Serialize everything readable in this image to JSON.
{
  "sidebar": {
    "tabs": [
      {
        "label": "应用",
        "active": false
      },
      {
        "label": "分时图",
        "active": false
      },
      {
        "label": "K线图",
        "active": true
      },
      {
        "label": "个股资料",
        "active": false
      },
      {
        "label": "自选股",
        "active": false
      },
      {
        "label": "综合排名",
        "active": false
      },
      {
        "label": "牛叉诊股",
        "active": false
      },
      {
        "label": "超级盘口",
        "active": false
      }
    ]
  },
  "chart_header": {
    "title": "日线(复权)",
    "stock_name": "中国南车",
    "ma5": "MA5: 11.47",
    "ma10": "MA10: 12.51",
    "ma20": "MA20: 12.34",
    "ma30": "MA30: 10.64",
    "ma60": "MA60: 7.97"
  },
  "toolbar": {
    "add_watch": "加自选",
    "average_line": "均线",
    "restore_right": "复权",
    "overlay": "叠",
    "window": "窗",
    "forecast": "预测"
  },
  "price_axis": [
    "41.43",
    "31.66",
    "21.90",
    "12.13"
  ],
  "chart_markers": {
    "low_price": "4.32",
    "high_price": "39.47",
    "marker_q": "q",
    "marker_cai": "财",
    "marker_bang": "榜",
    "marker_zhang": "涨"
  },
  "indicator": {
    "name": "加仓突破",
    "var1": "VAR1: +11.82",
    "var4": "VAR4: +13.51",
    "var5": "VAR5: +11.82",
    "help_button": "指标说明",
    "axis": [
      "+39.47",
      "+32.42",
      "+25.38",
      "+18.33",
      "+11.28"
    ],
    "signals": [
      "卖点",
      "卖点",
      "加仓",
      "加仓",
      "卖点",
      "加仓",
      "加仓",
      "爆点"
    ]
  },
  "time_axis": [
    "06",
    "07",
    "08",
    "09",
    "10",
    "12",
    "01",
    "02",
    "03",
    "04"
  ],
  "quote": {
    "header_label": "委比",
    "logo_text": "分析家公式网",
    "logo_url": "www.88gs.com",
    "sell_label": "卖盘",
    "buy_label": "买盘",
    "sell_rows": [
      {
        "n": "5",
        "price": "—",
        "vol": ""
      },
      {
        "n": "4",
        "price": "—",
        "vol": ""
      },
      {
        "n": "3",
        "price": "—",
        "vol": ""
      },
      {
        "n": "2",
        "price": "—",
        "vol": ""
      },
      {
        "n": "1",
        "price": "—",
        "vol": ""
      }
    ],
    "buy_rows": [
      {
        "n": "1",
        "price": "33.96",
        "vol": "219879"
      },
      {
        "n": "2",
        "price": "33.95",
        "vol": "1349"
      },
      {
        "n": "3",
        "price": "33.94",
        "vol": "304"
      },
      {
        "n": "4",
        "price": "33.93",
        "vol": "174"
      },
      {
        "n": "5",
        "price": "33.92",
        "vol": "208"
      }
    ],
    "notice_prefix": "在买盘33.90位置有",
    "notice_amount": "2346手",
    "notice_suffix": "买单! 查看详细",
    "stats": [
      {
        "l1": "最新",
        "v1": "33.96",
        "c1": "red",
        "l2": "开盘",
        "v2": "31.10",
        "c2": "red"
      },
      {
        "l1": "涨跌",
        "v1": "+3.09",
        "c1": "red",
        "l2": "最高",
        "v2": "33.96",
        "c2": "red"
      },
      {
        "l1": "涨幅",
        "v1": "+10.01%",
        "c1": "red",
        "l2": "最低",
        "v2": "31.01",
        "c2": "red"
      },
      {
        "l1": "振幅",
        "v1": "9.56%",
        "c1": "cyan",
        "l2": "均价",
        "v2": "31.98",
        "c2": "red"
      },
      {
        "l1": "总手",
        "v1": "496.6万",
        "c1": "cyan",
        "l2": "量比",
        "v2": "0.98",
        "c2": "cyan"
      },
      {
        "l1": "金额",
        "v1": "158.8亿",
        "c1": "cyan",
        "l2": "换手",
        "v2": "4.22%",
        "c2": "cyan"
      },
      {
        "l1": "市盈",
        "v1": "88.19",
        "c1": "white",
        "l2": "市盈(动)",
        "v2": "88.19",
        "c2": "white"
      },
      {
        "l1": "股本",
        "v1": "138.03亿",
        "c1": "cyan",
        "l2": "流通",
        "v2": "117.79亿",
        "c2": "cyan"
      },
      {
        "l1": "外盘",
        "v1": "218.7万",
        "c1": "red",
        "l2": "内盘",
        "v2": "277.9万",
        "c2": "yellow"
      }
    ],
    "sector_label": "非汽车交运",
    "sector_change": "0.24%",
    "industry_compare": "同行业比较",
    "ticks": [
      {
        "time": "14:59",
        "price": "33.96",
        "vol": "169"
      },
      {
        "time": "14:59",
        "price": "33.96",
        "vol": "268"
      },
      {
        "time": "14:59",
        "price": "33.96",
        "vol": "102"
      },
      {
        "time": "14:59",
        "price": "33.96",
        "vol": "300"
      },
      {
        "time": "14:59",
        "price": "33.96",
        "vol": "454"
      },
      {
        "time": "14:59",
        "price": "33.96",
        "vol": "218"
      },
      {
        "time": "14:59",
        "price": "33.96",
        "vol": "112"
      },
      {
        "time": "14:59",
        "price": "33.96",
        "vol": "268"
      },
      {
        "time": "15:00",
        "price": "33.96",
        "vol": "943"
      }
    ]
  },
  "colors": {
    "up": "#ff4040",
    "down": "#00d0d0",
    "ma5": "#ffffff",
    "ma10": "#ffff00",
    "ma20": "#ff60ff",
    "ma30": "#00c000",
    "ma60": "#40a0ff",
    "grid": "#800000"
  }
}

++++++

--- TASK TO COMPLETE ---
Extract all of the data above without altering anything.

--- EXERCISE OUTPUT ---
Serialize everything readable in this image to JSON.
{
  "sidebar": {
    "tabs": [
      {
        "label": "应用",
        "active": false
      },
      {
        "label": "分时图",
        "active": false
      },
      {
        "label": "K线图",
        "active": true
      },
      {
        "label": "个股资料",
        "active": false
      },
      {
        "label": "自选股",
        "active": false
      },
      {
        "label": "综合排名",
        "active": false
      },
      {
        "label": "牛叉诊股",
        "active": false
      },
      {
        "label": "超级盘口",
        "active": false
      }
    ]
  },
  "chart_header": {
    "title": "日线(复权)",
    "stock_name": "中国南车",
    "ma5": "MA5: 11.47",
    "ma10": "MA10: 12.51",
    "ma20": "MA20: 12.34",
    "ma30": "MA30: 10.64",
    "ma60": "MA60: 7.97"
  },
  "toolbar": {
    "add_watch": "加自选",
    "average_line": "均线",
    "restore_right": "复权",
    "overlay": "叠",
    "window": "窗",
    "forecast": "预测"
  },
  "price_axis": [
    "41.43",
    "31.66",
    "21.90",
    "12.13"
  ],
  "chart_markers": {
    "low_price": "4.32",
    "high_price": "39.47",
    "marker_q": "q",
    "marker_cai": "财",
    "marker_bang": "榜",
    "marker_zhang": "涨"
  },
  "indicator": {
    "name": "加仓突破",
    "var1": "VAR1: +11.82",
    "var4": "VAR4: +13.51",
    "var5": "VAR5: +11.82",
    "help_button": "指标说明",
    "axis": [
      "+39.47",
      "+32.42",
      "+25.38",
      "+18.33",
      "+11.28"
    ],
    "signals": [
      "卖点",
      "卖点",
      "加仓",
      "加仓",
      "卖点",
      "加仓",
      "加仓",
      "爆点"
    ]
  },
  "time_axis": [
    "06",
    "07",
    "08",
    "09",
    "10",
    "12",
    "01",
    "02",
    "03",
    "04"
  ],
  "quote": {
    "header_label": "委比",
    "logo_text": "分析家公式网",
    "logo_url": "www.88gs.com",
    "sell_label": "卖盘",
    "buy_label": "买盘",
    "sell_rows": [
      {
        "n": "5",
        "price": "—",
        "vol": ""
      },
      {
        "n": "4",
        "price": "—",
        "vol": ""
      },
      {
        "n": "3",
        "price": "—",
        "vol": ""
      },
      {
        "n": "2",
        "price": "—",
        "vol": ""
      },
      {
        "n": "1",
        "price": "—",
        "vol": ""
      }
    ],
    "buy_rows": [
      {
        "n": "1",
        "price": "33.96",
        "vol": "219879"
      },
      {
        "n": "2",
        "price": "33.95",
        "vol": "1349"
      },
      {
        "n": "3",
        "price": "33.94",
        "vol": "304"
      },
      {
        "n": "4",
        "price": "33.93",
        "vol": "174"
      },
      {
        "n": "5",
        "price": "33.92",
        "vol": "208"
      }
    ],
    "notice_prefix": "在买盘33.90位置有",
    "notice_amount": "2346手",
    "notice_suffix": "买单! 查看详细",
    "stats": [
      {
        "l1": "最新",
        "v1": "33.96",
        "c1": "red",
        "l2": "开盘",
        "v2": "31.10",
        "c2": "red"
      },
      {
        "l1": "涨跌",
        "v1": "+3.09",
        "c1": "red",
        "l2": "最高",
        "v2": "33.96",
        "c2": "red"
      },
      {
        "l1": "涨幅",
        "v1": "+10.01%",
        "c1": "red",
        "l2": "最低",
        "v2": "31.01",
        "c2": "red"
      },
      {
        "l1": "振幅",
        "v1": "9.56%",
        "c1": "cyan",
        "l2": "均价",
        "v2": "31.98",
        "c2": "red"
      },
      {
        "l1": "总手",
        "v1": "496.6万",
        "c1": "cyan",
        "l2": "量比",
        "v2": "0.98",
        "c2": "cyan"
      },
      {
        "l1": "金额",
        "v1": "158.8亿",
        "c1": "cyan",
        "l2": "换手",
        "v2": "4.22%",
        "c2": "cyan"
      },
      {
        "l1": "市盈",
        "v1": "88.19",
        "c1": "white",
        "l2": "市盈(动)",
        "v2": "88.19",
        "c2": "white"
      },
      {
        "l1": "股本",
        "v1": "138.03亿",
        "c1": "cyan",
        "l2": "流通",
        "v2": "117.79亿",
        "c2": "cyan"
      },
      {
        "l1": "外盘",
        "v1": "218.7万",
        "c1": "red",
        "l2": "内盘",
        "v2": "277.9万",
        "c2": "yellow"
      }
    ],
    "sector_label": "非汽车交运",
    "sector_change": "0.24%",
    "industry_compare": "同行业比较",
    "ticks": [
      {
        "time": "14:59",
        "price": "33.96",
        "vol": "169"
      },
      {
        "time": "14:59",
        "price": "33.96",
        "vol": "268"
      },
      {
        "time": "14:59",
        "price": "33.96",
        "vol": "102"
      },
      {
        "time": "14:59",
        "price": "33.96",
        "vol": "300"
      },
      {
        "time": "14:59",
        "price": "33.96",
        "vol": "454"
      },
      {
        "time": "14:59",
        "price": "33.96",
        "vol": "218"
      },
      {
        "time": "14:59",
        "price": "33.96",
        "vol": "112"
      },
      {
        "time": "14:59",
        "price": "33.96",
        "vol": "268"
      },
      {
        "time": "15:00",
        "price": "33.96",
        "vol": "943"
      }
    ]
  },
  "colors": {
    "up": "#ff4040",
    "down": "#00d0d0",
    "ma5": "#ffffff",
    "ma10": "#ffff00",
    "ma20": "#ff60ff",
    "ma30": "#00c000",
    "ma60": "#40a0ff",
    "grid": "#800000"
  }
}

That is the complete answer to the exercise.